---------- Exercise inputs ----------
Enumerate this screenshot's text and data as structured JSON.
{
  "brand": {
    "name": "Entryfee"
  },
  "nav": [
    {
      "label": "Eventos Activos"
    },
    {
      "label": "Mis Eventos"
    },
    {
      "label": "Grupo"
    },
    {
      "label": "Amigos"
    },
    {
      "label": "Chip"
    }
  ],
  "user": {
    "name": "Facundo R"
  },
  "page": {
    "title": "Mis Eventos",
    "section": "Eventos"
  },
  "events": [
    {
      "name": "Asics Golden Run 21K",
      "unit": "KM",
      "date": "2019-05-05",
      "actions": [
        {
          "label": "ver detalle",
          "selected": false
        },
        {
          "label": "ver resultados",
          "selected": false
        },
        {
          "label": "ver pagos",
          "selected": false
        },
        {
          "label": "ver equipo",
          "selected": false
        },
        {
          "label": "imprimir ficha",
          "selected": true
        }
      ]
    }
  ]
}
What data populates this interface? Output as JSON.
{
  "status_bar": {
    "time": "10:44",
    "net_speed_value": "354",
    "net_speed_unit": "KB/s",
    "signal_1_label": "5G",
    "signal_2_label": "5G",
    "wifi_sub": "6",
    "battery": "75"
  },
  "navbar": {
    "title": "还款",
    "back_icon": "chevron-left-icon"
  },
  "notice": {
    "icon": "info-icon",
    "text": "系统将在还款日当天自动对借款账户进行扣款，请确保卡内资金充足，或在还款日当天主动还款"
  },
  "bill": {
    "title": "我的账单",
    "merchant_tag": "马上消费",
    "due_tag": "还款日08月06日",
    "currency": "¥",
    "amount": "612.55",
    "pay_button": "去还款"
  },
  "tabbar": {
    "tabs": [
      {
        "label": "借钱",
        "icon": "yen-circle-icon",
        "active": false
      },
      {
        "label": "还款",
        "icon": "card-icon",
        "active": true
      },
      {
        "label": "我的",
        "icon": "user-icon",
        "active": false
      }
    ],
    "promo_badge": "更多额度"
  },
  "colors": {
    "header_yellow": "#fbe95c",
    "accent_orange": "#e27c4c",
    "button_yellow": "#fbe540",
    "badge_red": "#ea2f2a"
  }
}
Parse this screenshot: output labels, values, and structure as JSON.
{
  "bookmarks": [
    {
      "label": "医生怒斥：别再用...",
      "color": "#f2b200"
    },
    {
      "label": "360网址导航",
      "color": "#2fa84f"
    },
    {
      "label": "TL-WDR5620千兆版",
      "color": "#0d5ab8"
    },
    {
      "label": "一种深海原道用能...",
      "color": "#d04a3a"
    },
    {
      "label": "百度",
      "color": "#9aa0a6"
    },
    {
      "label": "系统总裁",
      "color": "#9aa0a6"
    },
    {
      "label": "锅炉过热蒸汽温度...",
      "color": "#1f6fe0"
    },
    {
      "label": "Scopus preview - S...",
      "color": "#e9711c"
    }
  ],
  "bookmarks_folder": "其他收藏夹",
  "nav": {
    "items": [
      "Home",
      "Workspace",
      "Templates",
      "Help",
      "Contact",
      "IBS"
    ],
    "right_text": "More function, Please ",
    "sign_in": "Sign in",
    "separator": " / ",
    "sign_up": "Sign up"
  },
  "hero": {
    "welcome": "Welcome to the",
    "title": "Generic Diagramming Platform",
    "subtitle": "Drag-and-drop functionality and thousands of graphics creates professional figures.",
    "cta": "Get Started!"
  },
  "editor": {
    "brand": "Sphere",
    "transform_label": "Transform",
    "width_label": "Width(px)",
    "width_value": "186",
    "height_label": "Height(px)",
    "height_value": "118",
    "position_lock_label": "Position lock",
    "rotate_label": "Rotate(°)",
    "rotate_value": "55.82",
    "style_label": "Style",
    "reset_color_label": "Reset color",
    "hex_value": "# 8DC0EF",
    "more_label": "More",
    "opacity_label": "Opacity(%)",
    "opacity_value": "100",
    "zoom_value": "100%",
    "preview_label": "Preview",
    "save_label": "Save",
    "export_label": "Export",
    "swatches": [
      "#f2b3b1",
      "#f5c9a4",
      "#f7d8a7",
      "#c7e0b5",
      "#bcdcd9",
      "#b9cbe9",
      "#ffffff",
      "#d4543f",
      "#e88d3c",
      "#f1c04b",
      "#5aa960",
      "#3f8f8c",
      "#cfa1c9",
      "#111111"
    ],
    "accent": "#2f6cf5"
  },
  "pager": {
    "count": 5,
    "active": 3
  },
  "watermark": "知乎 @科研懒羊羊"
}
----------
Return all of the entries exactly as written.

Enumerate this screenshot's text and data as structured JSON.
{
  "brand": {
    "name": "Entryfee"
  },
  "nav": [
    {
      "label": "Eventos Activos"
    },
    {
      "label": "Mis Eventos"
    },
    {
      "label": "Grupo"
    },
    {
      "label": "Amigos"
    },
    {
      "label": "Chip"
    }
  ],
  "user": {
    "name": "Facundo R"
  },
  "page": {
    "title": "Mis Eventos",
    "section": "Eventos"
  },
  "events": [
    {
      "name": "Asics Golden Run 21K",
      "unit": "KM",
      "date": "2019-05-05",
      "actions": [
        {
          "label": "ver detalle",
          "selected": false
        },
        {
          "label": "ver resultados",
          "selected": false
        },
        {
          "label": "ver pagos",
          "selected": false
        },
        {
          "label": "ver equipo",
          "selected": false
        },
        {
          "label": "imprimir ficha",
          "selected": true
        }
      ]
    }
  ]
}
What data populates this interface? Output as JSON.
{
  "status_bar": {
    "time": "10:44",
    "net_speed_value": "354",
    "net_speed_unit": "KB/s",
    "signal_1_label": "5G",
    "signal_2_label": "5G",
    "wifi_sub": "6",
    "battery": "75"
  },
  "navbar": {
    "title": "还款",
    "back_icon": "chevron-left-icon"
  },
  "notice": {
    "icon": "info-icon",
    "text": "系统将在还款日当天自动对借款账户进行扣款，请确保卡内资金充足，或在还款日当天主动还款"
  },
  "bill": {
    "title": "我的账单",
    "merchant_tag": "马上消费",
    "due_tag": "还款日08月06日",
    "currency": "¥",
    "amount": "612.55",
    "pay_button": "去还款"
  },
  "tabbar": {
    "tabs": [
      {
        "label": "借钱",
        "icon": "yen-circle-icon",
        "active": false
      },
      {
        "label": "还款",
        "icon": "card-icon",
        "active": true
      },
      {
        "label": "我的",
        "icon": "user-icon",
        "active": false
      }
    ],
    "promo_badge": "更多额度"
  },
  "colors": {
    "header_yellow": "#fbe95c",
    "accent_orange": "#e27c4c",
    "button_yellow": "#fbe540",
    "badge_red": "#ea2f2a"
  }
}
Parse this screenshot: output labels, values, and structure as JSON.
{
  "bookmarks": [
    {
      "label": "医生怒斥：别再用...",
      "color": "#f2b200"
    },
    {
      "label": "360网址导航",
      "color": "#2fa84f"
    },
    {
      "label": "TL-WDR5620千兆版",
      "color": "#0d5ab8"
    },
    {
      "label": "一种深海原道用能...",
      "color": "#d04a3a"
    },
    {
      "label": "百度",
      "color": "#9aa0a6"
    },
    {
      "label": "系统总裁",
      "color": "#9aa0a6"
    },
    {
      "label": "锅炉过热蒸汽温度...",
      "color": "#1f6fe0"
    },
    {
      "label": "Scopus preview - S...",
      "color": "#e9711c"
    }
  ],
  "bookmarks_folder": "其他收藏夹",
  "nav": {
    "items": [
      "Home",
      "Workspace",
      "Templates",
      "Help",
      "Contact",
      "IBS"
    ],
    "right_text": "More function, Please ",
    "sign_in": "Sign in",
    "separator": " / ",
    "sign_up": "Sign up"
  },
  "hero": {
    "welcome": "Welcome to the",
    "title": "Generic Diagramming Platform",
    "subtitle": "Drag-and-drop functionality and thousands of graphics creates professional figures.",
    "cta": "Get Started!"
  },
  "editor": {
    "brand": "Sphere",
    "transform_label": "Transform",
    "width_label": "Width(px)",
    "width_value": "186",
    "height_label": "Height(px)",
    "height_value": "118",
    "position_lock_label": "Position lock",
    "rotate_label": "Rotate(°)",
    "rotate_value": "55.82",
    "style_label": "Style",
    "reset_color_label": "Reset color",
    "hex_value": "# 8DC0EF",
    "more_label": "More",
    "opacity_label": "Opacity(%)",
    "opacity_value": "100",
    "zoom_value": "100%",
    "preview_label": "Preview",
    "save_label": "Save",
    "export_label": "Export",
    "swatches": [
      "#f2b3b1",
      "#f5c9a4",
      "#f7d8a7",
      "#c7e0b5",
      "#bcdcd9",
      "#b9cbe9",
      "#ffffff",
      "#d4543f",
      "#e88d3c",
      "#f1c04b",
      "#5aa960",
      "#3f8f8c",
      "#cfa1c9",
      "#111111"
    ],
    "accent": "#2f6cf5"
  },
  "pager": {
    "count": 5,
    "active": 3
  },
  "watermark": "知乎 @科研懒羊羊"
}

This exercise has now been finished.